[Collection entries]

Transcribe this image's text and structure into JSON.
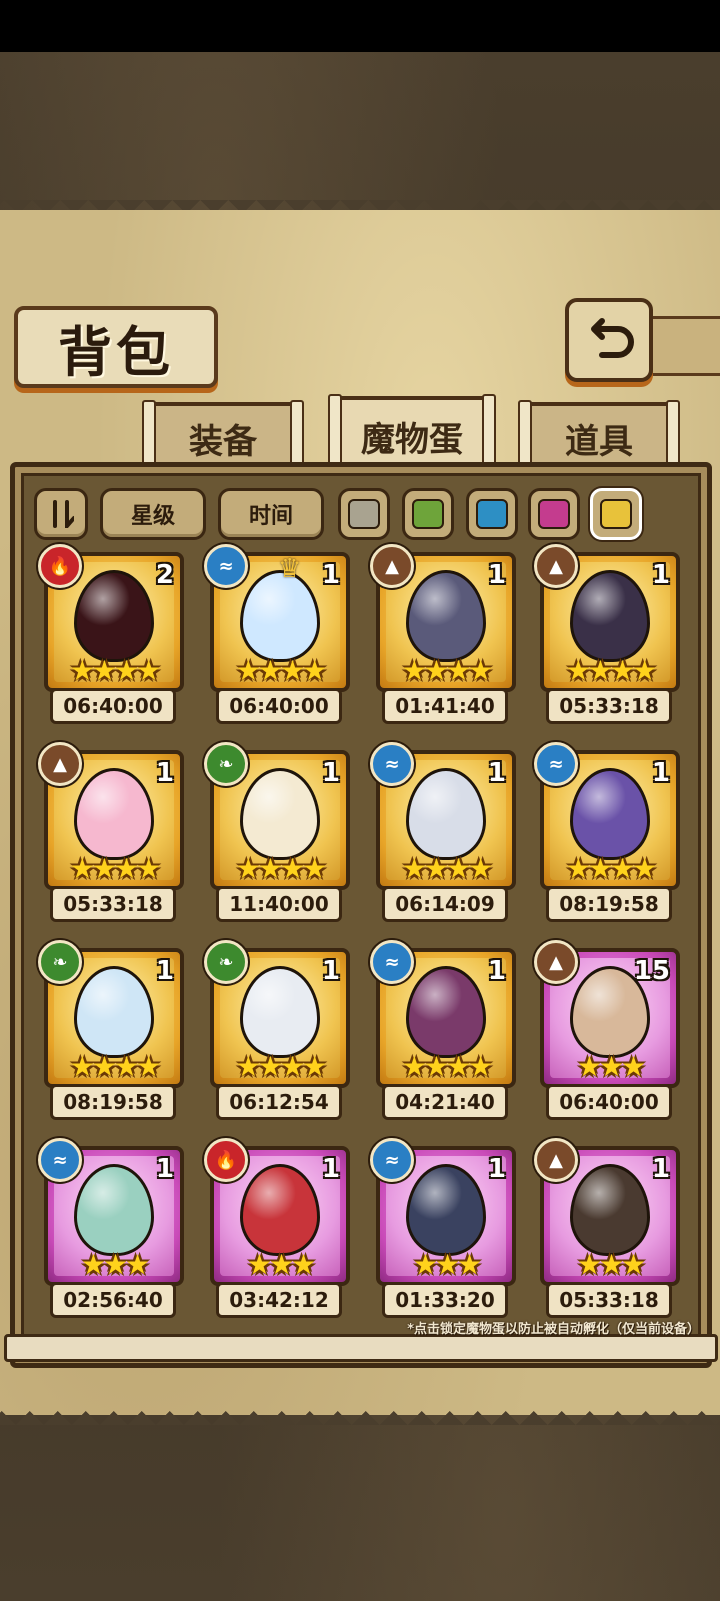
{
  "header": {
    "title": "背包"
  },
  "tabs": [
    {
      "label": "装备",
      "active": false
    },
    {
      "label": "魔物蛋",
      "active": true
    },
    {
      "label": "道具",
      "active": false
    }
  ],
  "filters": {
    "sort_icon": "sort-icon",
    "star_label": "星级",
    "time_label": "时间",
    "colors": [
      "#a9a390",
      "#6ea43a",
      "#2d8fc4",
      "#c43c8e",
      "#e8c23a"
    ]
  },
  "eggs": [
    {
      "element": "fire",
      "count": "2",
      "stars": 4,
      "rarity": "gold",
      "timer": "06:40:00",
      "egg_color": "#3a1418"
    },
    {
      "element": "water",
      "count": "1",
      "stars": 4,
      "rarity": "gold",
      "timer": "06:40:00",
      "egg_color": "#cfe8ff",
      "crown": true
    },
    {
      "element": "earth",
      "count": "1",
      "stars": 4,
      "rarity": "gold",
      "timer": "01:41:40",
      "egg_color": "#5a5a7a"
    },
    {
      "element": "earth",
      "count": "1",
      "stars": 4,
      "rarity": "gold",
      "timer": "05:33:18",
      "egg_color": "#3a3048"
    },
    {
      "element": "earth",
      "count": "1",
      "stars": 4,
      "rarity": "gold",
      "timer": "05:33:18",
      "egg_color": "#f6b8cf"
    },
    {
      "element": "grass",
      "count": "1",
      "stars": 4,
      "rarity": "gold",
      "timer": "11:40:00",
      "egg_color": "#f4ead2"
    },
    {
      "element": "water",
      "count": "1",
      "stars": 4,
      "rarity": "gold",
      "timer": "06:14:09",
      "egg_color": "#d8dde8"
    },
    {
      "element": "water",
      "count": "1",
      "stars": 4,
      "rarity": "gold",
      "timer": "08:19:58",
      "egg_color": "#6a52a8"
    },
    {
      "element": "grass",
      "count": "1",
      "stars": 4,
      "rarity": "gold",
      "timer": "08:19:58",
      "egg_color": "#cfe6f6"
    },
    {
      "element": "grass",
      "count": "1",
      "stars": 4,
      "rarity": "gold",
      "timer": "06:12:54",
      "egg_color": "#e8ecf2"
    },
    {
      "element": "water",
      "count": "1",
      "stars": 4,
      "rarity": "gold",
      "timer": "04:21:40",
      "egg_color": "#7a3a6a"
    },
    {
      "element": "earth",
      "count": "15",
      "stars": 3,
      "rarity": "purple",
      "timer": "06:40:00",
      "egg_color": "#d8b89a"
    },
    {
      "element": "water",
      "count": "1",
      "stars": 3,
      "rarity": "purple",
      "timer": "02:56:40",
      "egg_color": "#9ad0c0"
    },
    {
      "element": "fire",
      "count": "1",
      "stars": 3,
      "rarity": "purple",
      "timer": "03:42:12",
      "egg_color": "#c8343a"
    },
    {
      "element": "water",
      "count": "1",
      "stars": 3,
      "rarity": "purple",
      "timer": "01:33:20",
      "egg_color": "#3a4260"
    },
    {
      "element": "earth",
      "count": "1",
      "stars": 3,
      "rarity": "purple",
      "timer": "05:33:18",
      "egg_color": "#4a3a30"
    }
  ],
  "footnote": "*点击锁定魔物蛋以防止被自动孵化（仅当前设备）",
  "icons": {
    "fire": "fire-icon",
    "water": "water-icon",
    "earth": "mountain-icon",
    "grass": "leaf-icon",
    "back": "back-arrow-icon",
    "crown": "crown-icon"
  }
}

...

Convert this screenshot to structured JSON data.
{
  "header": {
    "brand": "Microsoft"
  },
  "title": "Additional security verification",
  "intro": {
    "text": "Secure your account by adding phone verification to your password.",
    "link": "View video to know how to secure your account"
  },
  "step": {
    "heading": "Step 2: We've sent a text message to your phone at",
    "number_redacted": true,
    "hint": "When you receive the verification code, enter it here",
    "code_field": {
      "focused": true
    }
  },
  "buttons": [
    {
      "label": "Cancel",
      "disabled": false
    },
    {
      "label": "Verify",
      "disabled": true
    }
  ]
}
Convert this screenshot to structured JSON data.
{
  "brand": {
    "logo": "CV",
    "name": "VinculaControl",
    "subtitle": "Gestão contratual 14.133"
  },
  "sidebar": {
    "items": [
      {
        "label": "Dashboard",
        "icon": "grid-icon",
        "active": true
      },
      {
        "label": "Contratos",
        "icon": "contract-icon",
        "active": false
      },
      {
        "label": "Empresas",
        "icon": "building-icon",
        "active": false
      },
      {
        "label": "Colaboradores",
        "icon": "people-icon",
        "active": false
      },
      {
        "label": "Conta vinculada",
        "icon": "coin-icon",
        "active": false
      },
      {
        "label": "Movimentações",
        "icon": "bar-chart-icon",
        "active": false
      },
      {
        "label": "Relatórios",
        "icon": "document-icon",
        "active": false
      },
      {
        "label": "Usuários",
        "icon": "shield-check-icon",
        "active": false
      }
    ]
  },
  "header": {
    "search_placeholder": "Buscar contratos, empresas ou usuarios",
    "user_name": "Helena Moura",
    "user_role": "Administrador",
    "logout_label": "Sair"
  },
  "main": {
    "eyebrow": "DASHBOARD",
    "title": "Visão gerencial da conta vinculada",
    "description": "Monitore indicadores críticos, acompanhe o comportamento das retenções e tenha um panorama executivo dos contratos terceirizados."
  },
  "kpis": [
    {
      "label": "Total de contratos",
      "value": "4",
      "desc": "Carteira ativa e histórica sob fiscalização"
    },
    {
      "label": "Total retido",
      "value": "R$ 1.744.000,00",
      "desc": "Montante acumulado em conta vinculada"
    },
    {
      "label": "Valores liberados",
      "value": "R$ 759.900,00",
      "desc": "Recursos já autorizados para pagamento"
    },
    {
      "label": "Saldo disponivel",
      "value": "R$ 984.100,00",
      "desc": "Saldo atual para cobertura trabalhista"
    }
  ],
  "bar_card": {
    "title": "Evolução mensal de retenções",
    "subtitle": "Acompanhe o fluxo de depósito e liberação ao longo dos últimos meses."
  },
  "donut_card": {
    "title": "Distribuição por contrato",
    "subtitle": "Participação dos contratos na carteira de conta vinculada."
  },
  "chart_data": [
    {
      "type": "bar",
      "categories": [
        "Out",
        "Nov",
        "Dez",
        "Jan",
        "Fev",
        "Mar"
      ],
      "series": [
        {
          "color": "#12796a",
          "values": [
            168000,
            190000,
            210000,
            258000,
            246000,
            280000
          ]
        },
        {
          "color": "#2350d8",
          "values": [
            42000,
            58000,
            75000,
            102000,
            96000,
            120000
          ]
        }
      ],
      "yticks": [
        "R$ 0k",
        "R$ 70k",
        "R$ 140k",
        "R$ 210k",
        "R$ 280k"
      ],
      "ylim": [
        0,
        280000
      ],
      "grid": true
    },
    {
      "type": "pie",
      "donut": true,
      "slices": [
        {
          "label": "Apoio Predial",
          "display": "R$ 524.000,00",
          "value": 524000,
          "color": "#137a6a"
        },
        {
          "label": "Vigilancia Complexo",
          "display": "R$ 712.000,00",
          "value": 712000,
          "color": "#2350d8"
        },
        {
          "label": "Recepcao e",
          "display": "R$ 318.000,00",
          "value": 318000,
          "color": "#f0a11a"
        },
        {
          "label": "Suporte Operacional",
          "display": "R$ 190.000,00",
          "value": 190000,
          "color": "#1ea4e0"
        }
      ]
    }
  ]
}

DESCRIPTION OF THE TASK
Your task is to pick out every line with the string "verification" and copy it.

TASK OUTPUT
  "title": "Additional security verification",
    "text": "Secure your account by adding phone verification to your password.",
    "hint": "When you receive the verification code, enter it here",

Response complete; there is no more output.